» **AIM OF THE TASK**
Provide the records once more, identical to the original.

» **SOURCE MATERIAL**
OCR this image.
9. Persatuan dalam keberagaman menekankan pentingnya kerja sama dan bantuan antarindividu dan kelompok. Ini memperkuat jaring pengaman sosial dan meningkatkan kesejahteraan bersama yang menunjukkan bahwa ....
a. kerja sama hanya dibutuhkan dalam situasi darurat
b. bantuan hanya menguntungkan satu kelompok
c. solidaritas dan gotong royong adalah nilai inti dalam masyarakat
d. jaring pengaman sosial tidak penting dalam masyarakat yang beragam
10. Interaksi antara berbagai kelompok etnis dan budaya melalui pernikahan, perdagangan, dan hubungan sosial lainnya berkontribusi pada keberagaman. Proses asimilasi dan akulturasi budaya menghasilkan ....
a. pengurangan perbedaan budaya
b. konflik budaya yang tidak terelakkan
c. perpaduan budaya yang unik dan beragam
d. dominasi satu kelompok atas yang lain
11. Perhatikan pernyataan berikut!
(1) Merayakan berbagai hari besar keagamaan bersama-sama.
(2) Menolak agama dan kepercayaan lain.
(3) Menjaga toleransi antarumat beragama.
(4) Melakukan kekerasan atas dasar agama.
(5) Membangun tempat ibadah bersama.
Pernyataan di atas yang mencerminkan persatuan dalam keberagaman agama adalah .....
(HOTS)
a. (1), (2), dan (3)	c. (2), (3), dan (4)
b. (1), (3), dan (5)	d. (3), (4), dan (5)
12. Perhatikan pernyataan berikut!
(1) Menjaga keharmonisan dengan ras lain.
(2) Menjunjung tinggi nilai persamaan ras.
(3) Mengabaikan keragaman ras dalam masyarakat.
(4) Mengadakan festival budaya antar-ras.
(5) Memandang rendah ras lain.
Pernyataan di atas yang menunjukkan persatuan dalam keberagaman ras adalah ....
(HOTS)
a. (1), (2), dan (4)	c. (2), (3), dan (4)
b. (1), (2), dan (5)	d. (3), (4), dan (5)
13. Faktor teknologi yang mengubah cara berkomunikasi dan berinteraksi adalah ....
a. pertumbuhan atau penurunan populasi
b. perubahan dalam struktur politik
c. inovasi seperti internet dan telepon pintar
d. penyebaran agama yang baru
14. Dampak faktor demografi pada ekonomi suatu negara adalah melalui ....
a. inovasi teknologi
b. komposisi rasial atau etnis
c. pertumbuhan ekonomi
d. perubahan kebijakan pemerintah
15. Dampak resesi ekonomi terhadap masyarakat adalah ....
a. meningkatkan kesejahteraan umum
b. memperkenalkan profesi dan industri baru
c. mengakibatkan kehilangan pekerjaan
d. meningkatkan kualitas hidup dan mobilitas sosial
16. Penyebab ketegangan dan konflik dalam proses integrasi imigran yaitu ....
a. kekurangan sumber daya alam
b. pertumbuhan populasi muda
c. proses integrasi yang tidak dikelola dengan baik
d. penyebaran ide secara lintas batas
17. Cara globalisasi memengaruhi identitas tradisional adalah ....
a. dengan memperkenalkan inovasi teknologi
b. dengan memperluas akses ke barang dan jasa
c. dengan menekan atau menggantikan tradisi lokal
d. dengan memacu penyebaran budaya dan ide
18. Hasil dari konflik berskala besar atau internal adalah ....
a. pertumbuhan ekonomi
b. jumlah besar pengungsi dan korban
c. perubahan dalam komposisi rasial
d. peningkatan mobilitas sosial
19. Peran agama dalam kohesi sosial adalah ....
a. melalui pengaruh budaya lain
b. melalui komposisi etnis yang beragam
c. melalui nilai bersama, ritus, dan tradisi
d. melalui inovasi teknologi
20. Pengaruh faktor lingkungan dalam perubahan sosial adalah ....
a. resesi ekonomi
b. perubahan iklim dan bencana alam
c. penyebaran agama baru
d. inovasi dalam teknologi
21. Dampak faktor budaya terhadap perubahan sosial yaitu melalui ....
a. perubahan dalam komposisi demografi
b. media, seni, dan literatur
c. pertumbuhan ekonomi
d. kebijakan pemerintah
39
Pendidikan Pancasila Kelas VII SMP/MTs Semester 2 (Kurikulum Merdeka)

» **FINAL RESULT**
OCR this image.
9. Persatuan dalam keberagaman menekankan pentingnya kerja sama dan bantuan antarindividu dan kelompok. Ini memperkuat jaring pengaman sosial dan meningkatkan kesejahteraan bersama yang menunjukkan bahwa ....
a. kerja sama hanya dibutuhkan dalam situasi darurat
b. bantuan hanya menguntungkan satu kelompok
c. solidaritas dan gotong royong adalah nilai inti dalam masyarakat
d. jaring pengaman sosial tidak penting dalam masyarakat yang beragam
10. Interaksi antara berbagai kelompok etnis dan budaya melalui pernikahan, perdagangan, dan hubungan sosial lainnya berkontribusi pada keberagaman. Proses asimilasi dan akulturasi budaya menghasilkan ....
a. pengurangan perbedaan budaya
b. konflik budaya yang tidak terelakkan
c. perpaduan budaya yang unik dan beragam
d. dominasi satu kelompok atas yang lain
11. Perhatikan pernyataan berikut!
(1) Merayakan berbagai hari besar keagamaan bersama-sama.
(2) Menolak agama dan kepercayaan lain.
(3) Menjaga toleransi antarumat beragama.
(4) Melakukan kekerasan atas dasar agama.
(5) Membangun tempat ibadah bersama.
Pernyataan di atas yang mencerminkan persatuan dalam keberagaman agama adalah .....
(HOTS)
a. (1), (2), dan (3)	c. (2), (3), dan (4)
b. (1), (3), dan (5)	d. (3), (4), dan (5)
12. Perhatikan pernyataan berikut!
(1) Menjaga keharmonisan dengan ras lain.
(2) Menjunjung tinggi nilai persamaan ras.
(3) Mengabaikan keragaman ras dalam masyarakat.
(4) Mengadakan festival budaya antar-ras.
(5) Memandang rendah ras lain.
Pernyataan di atas yang menunjukkan persatuan dalam keberagaman ras adalah ....
(HOTS)
a. (1), (2), dan (4)	c. (2), (3), dan (4)
b. (1), (2), dan (5)	d. (3), (4), dan (5)
13. Faktor teknologi yang mengubah cara berkomunikasi dan berinteraksi adalah ....
a. pertumbuhan atau penurunan populasi
b. perubahan dalam struktur politik
c. inovasi seperti internet dan telepon pintar
d. penyebaran agama yang baru
14. Dampak faktor demografi pada ekonomi suatu negara adalah melalui ....
a. inovasi teknologi
b. komposisi rasial atau etnis
c. pertumbuhan ekonomi
d. perubahan kebijakan pemerintah
15. Dampak resesi ekonomi terhadap masyarakat adalah ....
a. meningkatkan kesejahteraan umum
b. memperkenalkan profesi dan industri baru
c. mengakibatkan kehilangan pekerjaan
d. meningkatkan kualitas hidup dan mobilitas sosial
16. Penyebab ketegangan dan konflik dalam proses integrasi imigran yaitu ....
a. kekurangan sumber daya alam
b. pertumbuhan populasi muda
c. proses integrasi yang tidak dikelola dengan baik
d. penyebaran ide secara lintas batas
17. Cara globalisasi memengaruhi identitas tradisional adalah ....
a. dengan memperkenalkan inovasi teknologi
b. dengan memperluas akses ke barang dan jasa
c. dengan menekan atau menggantikan tradisi lokal
d. dengan memacu penyebaran budaya dan ide
18. Hasil dari konflik berskala besar atau internal adalah ....
a. pertumbuhan ekonomi
b. jumlah besar pengungsi dan korban
c. perubahan dalam komposisi rasial
d. peningkatan mobilitas sosial
19. Peran agama dalam kohesi sosial adalah ....
a. melalui pengaruh budaya lain
b. melalui komposisi etnis yang beragam
c. melalui nilai bersama, ritus, dan tradisi
d. melalui inovasi teknologi
20. Pengaruh faktor lingkungan dalam perubahan sosial adalah ....
a. resesi ekonomi
b. perubahan iklim dan bencana alam
c. penyebaran agama baru
d. inovasi dalam teknologi
21. Dampak faktor budaya terhadap perubahan sosial yaitu melalui ....
a. perubahan dalam komposisi demografi
b. media, seni, dan literatur
c. pertumbuhan ekonomi
d. kebijakan pemerintah
39
Pendidikan Pancasila Kelas VII SMP/MTs Semester 2 (Kurikulum Merdeka)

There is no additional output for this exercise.